= INSTRUCTIONS TO FOLLOW =
Repeat each entry exactly and drop the pictures.

= DATASET EXCERPTS =
+===+
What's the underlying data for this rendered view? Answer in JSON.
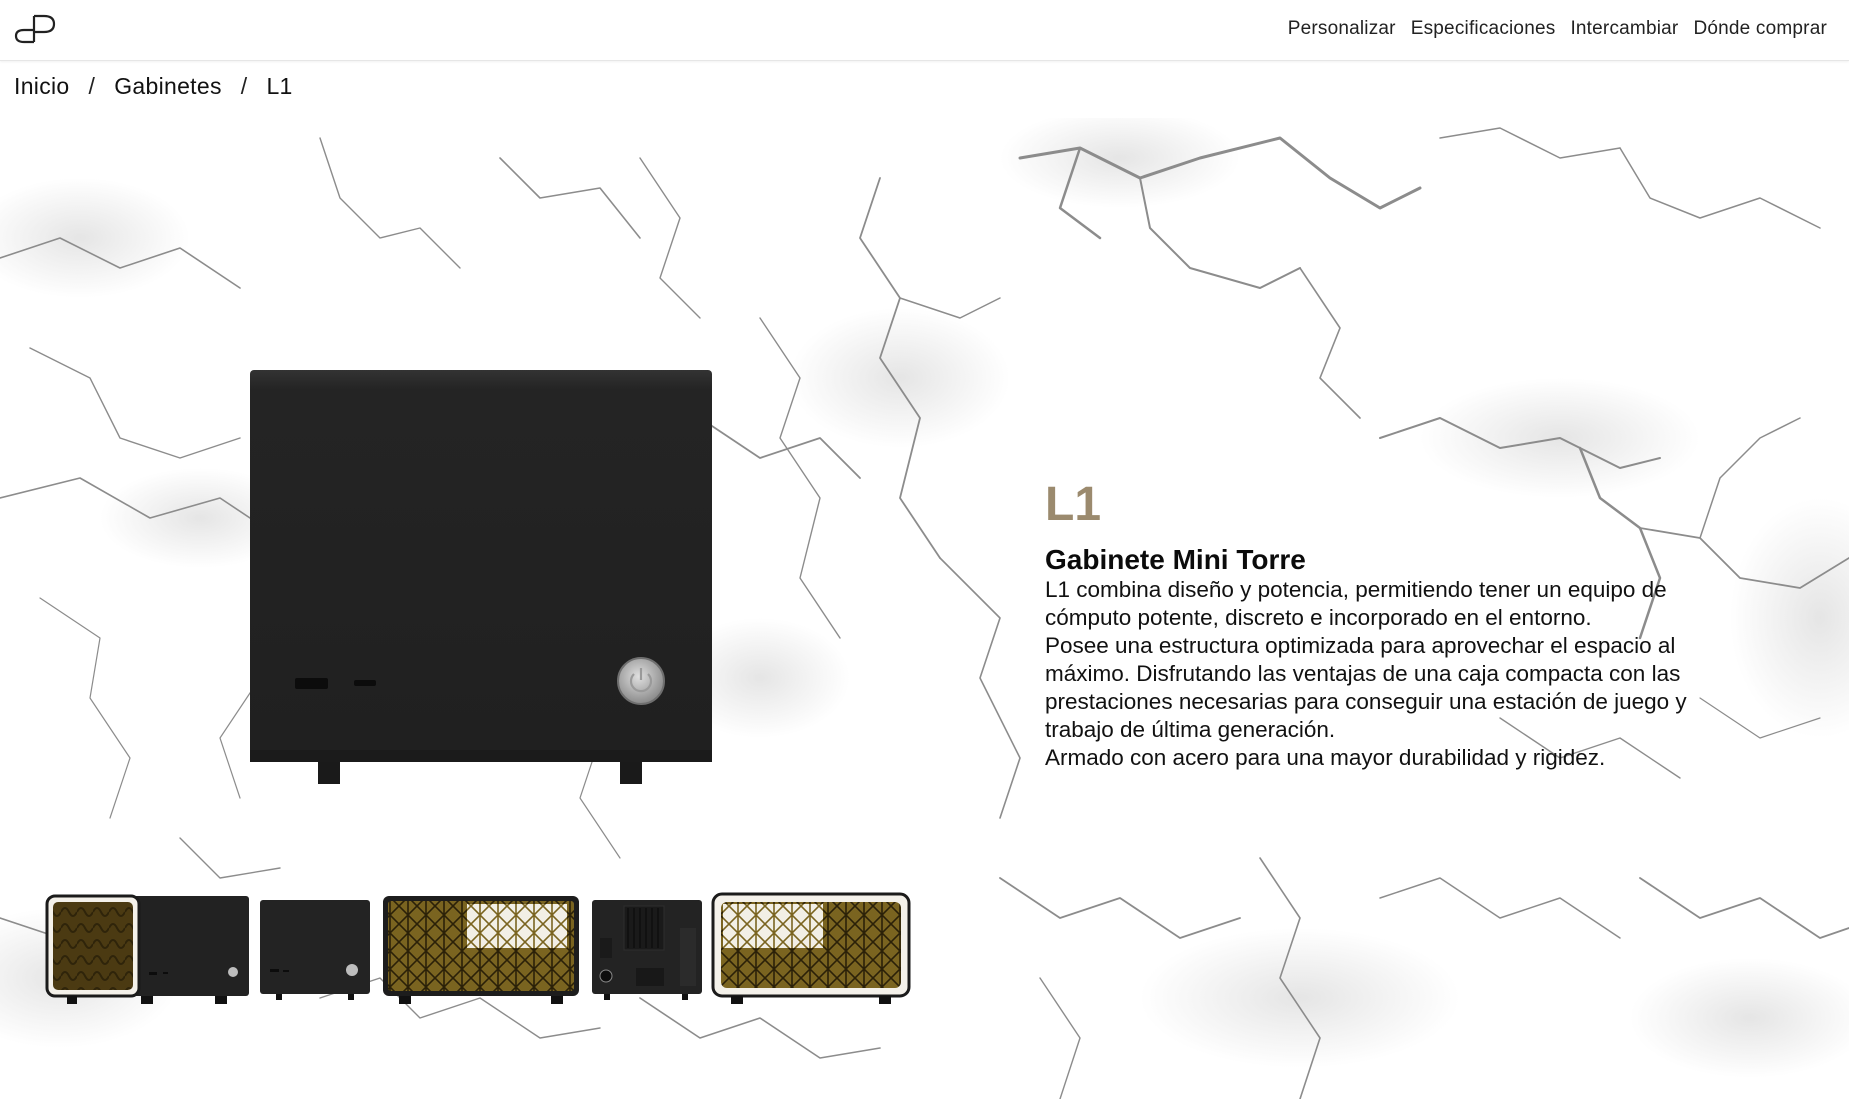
{
  "header": {
    "logo_icon": "dp-monogram-logo",
    "nav": [
      {
        "label": "Personalizar"
      },
      {
        "label": "Especificaciones"
      },
      {
        "label": "Intercambiar"
      },
      {
        "label": "Dónde comprar"
      }
    ]
  },
  "breadcrumb": {
    "items": [
      "Inicio",
      "Gabinetes",
      "L1"
    ],
    "separator": "/"
  },
  "product": {
    "name": "L1",
    "subtitle": "Gabinete Mini Torre",
    "description": [
      "L1 combina diseño y potencia, permitiendo tener un equipo de cómputo potente, discreto e incorporado en el entorno.",
      "Posee una estructura optimizada para aprovechar el espacio al máximo. Disfrutando las ventajas de una caja compacta con las prestaciones necesarias para conseguir una estación de juego y trabajo de última generación.",
      "Armado con acero para una mayor durabilidad y rigidez."
    ],
    "accent_color": "#9b8a6e",
    "thumbnails": [
      {
        "icon": "case-gold-side-panel-thumbnail"
      },
      {
        "icon": "case-black-front-thumbnail"
      },
      {
        "icon": "case-gold-lattice-thumbnail"
      },
      {
        "icon": "case-black-rear-thumbnail"
      },
      {
        "icon": "case-gold-lattice-panel-thumbnail"
      }
    ]
  }
}
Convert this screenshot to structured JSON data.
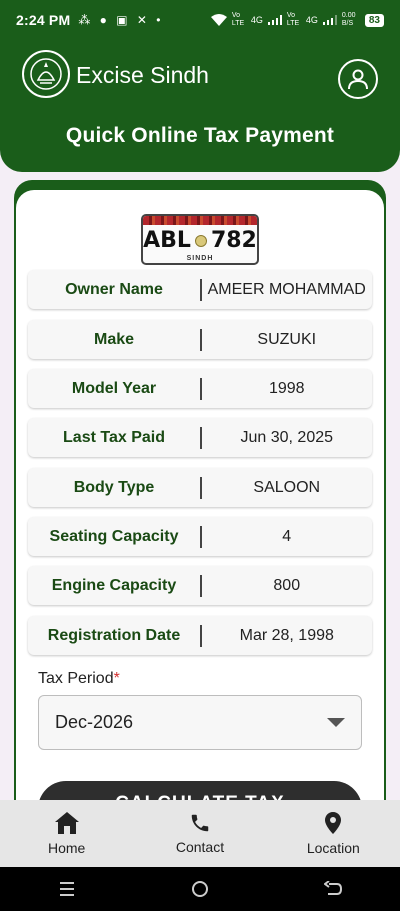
{
  "status_bar": {
    "time": "2:24 PM",
    "notification_icons": "⁂ ● ▣ ✕ •",
    "net_label_1": "Vo LTE",
    "net_label_2": "4G",
    "net_label_3": "Vo LTE",
    "net_label_4": "4G",
    "speed": "0.00 B/S",
    "battery": "83"
  },
  "header": {
    "app_title": "Excise Sindh",
    "page_title": "Quick Online Tax Payment"
  },
  "plate": {
    "letters": "ABL",
    "number": "782",
    "province": "SINDH"
  },
  "details": [
    {
      "label": "Owner Name",
      "value": "AMEER MOHAMMAD"
    },
    {
      "label": "Make",
      "value": "SUZUKI"
    },
    {
      "label": "Model Year",
      "value": "1998"
    },
    {
      "label": "Last Tax Paid",
      "value": "Jun 30, 2025"
    },
    {
      "label": "Body Type",
      "value": "SALOON"
    },
    {
      "label": "Seating Capacity",
      "value": "4"
    },
    {
      "label": "Engine Capacity",
      "value": "800"
    },
    {
      "label": "Registration Date",
      "value": "Mar 28, 1998"
    }
  ],
  "tax_period": {
    "label": "Tax Period",
    "required_mark": "*",
    "selected": "Dec-2026"
  },
  "calculate_button": {
    "label": "CALCULATE TAX"
  },
  "bottom_nav": [
    {
      "label": "Home",
      "icon": "home-icon"
    },
    {
      "label": "Contact",
      "icon": "phone-icon"
    },
    {
      "label": "Location",
      "icon": "location-pin-icon"
    }
  ],
  "colors": {
    "brand_green": "#1a5d1a",
    "label_green": "#1a4a14",
    "button_dark": "#2e2e2e",
    "required_red": "#d32f2f"
  }
}
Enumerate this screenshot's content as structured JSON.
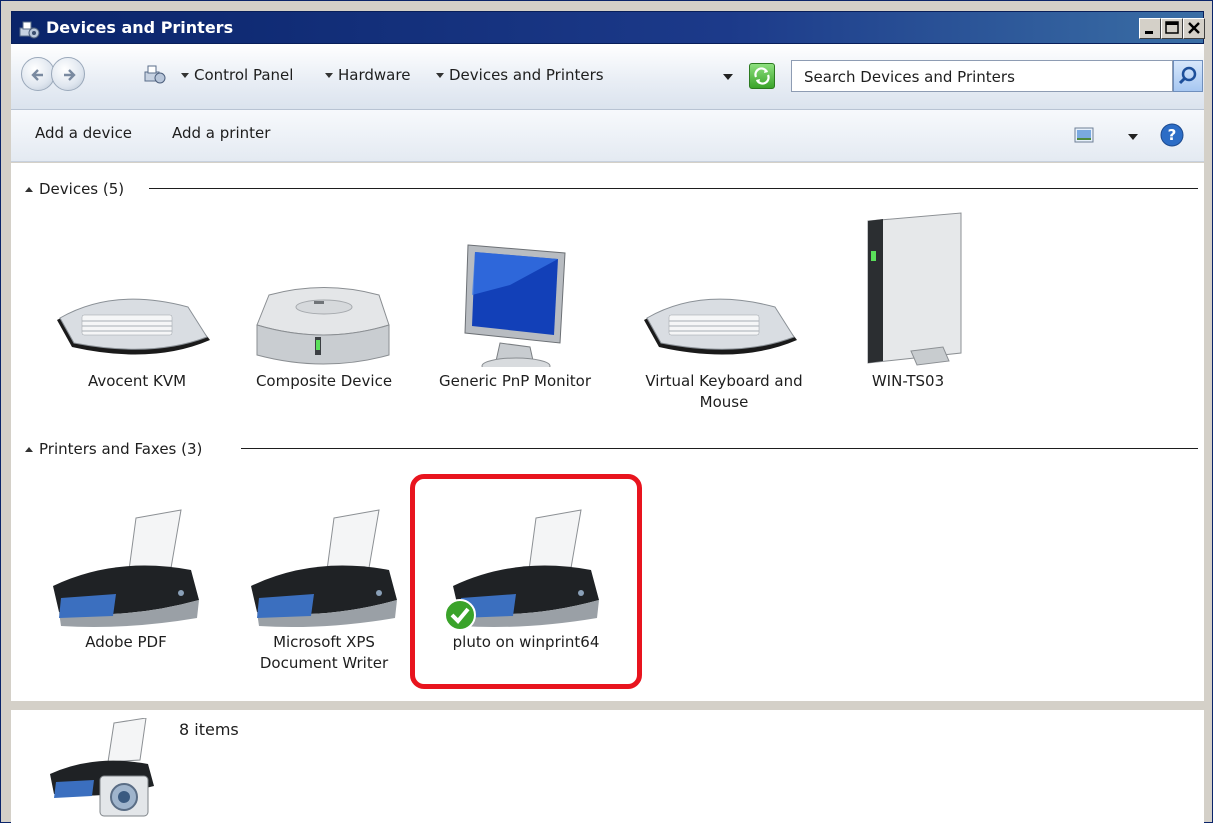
{
  "window": {
    "title": "Devices and Printers"
  },
  "address_bar": {
    "breadcrumbs": [
      "Control Panel",
      "Hardware",
      "Devices and Printers"
    ],
    "search_placeholder": "Search Devices and Printers"
  },
  "command_bar": {
    "add_device": "Add a device",
    "add_printer": "Add a printer"
  },
  "groups": {
    "devices": {
      "header": "Devices (5)",
      "items": [
        {
          "name": "Avocent KVM",
          "icon": "keyboard-icon"
        },
        {
          "name": "Composite Device",
          "icon": "external-drive-icon"
        },
        {
          "name": "Generic PnP Monitor",
          "icon": "monitor-icon"
        },
        {
          "name": "Virtual Keyboard and Mouse",
          "icon": "keyboard-icon"
        },
        {
          "name": "WIN-TS03",
          "icon": "computer-tower-icon"
        }
      ]
    },
    "printers": {
      "header": "Printers and Faxes (3)",
      "items": [
        {
          "name": "Adobe PDF",
          "icon": "printer-icon"
        },
        {
          "name": "Microsoft XPS Document Writer",
          "icon": "printer-icon"
        },
        {
          "name": "pluto on winprint64",
          "icon": "printer-icon",
          "default": true
        }
      ]
    }
  },
  "details_pane": {
    "count": "8 items",
    "icon": "printer-camera-icon"
  },
  "colors": {
    "titlebar": "#0a246a",
    "selection_highlight": "#e8141e",
    "default_check": "#3aa32a"
  }
}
+===+
= FINAL RESULT =
What's the underlying data for this rendered view? Answer in JSON.
{
  "header": {
    "logo_icon": "dp-monogram-logo",
    "nav": [
      {
        "label": "Personalizar"
      },
      {
        "label": "Especificaciones"
      },
      {
        "label": "Intercambiar"
      },
      {
        "label": "Dónde comprar"
      }
    ]
  },
  "breadcrumb": {
    "items": [
      "Inicio",
      "Gabinetes",
      "L1"
    ],
    "separator": "/"
  },
  "product": {
    "name": "L1",
    "subtitle": "Gabinete Mini Torre",
    "description": [
      "L1 combina diseño y potencia, permitiendo tener un equipo de cómputo potente, discreto e incorporado en el entorno.",
      "Posee una estructura optimizada para aprovechar el espacio al máximo. Disfrutando las ventajas de una caja compacta con las prestaciones necesarias para conseguir una estación de juego y trabajo de última generación.",
      "Armado con acero para una mayor durabilidad y rigidez."
    ],
    "accent_color": "#9b8a6e",
    "thumbnails": [
      {
        "icon": "case-gold-side-panel-thumbnail"
      },
      {
        "icon": "case-black-front-thumbnail"
      },
      {
        "icon": "case-gold-lattice-thumbnail"
      },
      {
        "icon": "case-black-rear-thumbnail"
      },
      {
        "icon": "case-gold-lattice-panel-thumbnail"
      }
    ]
  }
}
Convert this screenshot to structured JSON data.
{
  "status_bar": {
    "time": "2:24 PM",
    "notification_icons": "⁂ ● ▣ ✕ •",
    "net_label_1": "Vo LTE",
    "net_label_2": "4G",
    "net_label_3": "Vo LTE",
    "net_label_4": "4G",
    "speed": "0.00 B/S",
    "battery": "83"
  },
  "header": {
    "app_title": "Excise Sindh",
    "page_title": "Quick Online Tax Payment"
  },
  "plate": {
    "letters": "ABL",
    "number": "782",
    "province": "SINDH"
  },
  "details": [
    {
      "label": "Owner Name",
      "value": "AMEER MOHAMMAD"
    },
    {
      "label": "Make",
      "value": "SUZUKI"
    },
    {
      "label": "Model Year",
      "value": "1998"
    },
    {
      "label": "Last Tax Paid",
      "value": "Jun 30, 2025"
    },
    {
      "label": "Body Type",
      "value": "SALOON"
    },
    {
      "label": "Seating Capacity",
      "value": "4"
    },
    {
      "label": "Engine Capacity",
      "value": "800"
    },
    {
      "label": "Registration Date",
      "value": "Mar 28, 1998"
    }
  ],
  "tax_period": {
    "label": "Tax Period",
    "required_mark": "*",
    "selected": "Dec-2026"
  },
  "calculate_button": {
    "label": "CALCULATE TAX"
  },
  "bottom_nav": [
    {
      "label": "Home",
      "icon": "home-icon"
    },
    {
      "label": "Contact",
      "icon": "phone-icon"
    },
    {
      "label": "Location",
      "icon": "location-pin-icon"
    }
  ],
  "colors": {
    "brand_green": "#1a5d1a",
    "label_green": "#1a4a14",
    "button_dark": "#2e2e2e",
    "required_red": "#d32f2f"
  }
}
Enumerate this screenshot's content as structured JSON.
{
  "window": {
    "title": "Devices and Printers"
  },
  "address_bar": {
    "breadcrumbs": [
      "Control Panel",
      "Hardware",
      "Devices and Printers"
    ],
    "search_placeholder": "Search Devices and Printers"
  },
  "command_bar": {
    "add_device": "Add a device",
    "add_printer": "Add a printer"
  },
  "groups": {
    "devices": {
      "header": "Devices (5)",
      "items": [
        {
          "name": "Avocent KVM",
          "icon": "keyboard-icon"
        },
        {
          "name": "Composite Device",
          "icon": "external-drive-icon"
        },
        {
          "name": "Generic PnP Monitor",
          "icon": "monitor-icon"
        },
        {
          "name": "Virtual Keyboard and Mouse",
          "icon": "keyboard-icon"
        },
        {
          "name": "WIN-TS03",
          "icon": "computer-tower-icon"
        }
      ]
    },
    "printers": {
      "header": "Printers and Faxes (3)",
      "items": [
        {
          "name": "Adobe PDF",
          "icon": "printer-icon"
        },
        {
          "name": "Microsoft XPS Document Writer",
          "icon": "printer-icon"
        },
        {
          "name": "pluto on winprint64",
          "icon": "printer-icon",
          "default": true
        }
      ]
    }
  },
  "details_pane": {
    "count": "8 items",
    "icon": "printer-camera-icon"
  },
  "colors": {
    "titlebar": "#0a246a",
    "selection_highlight": "#e8141e",
    "default_check": "#3aa32a"
  }
}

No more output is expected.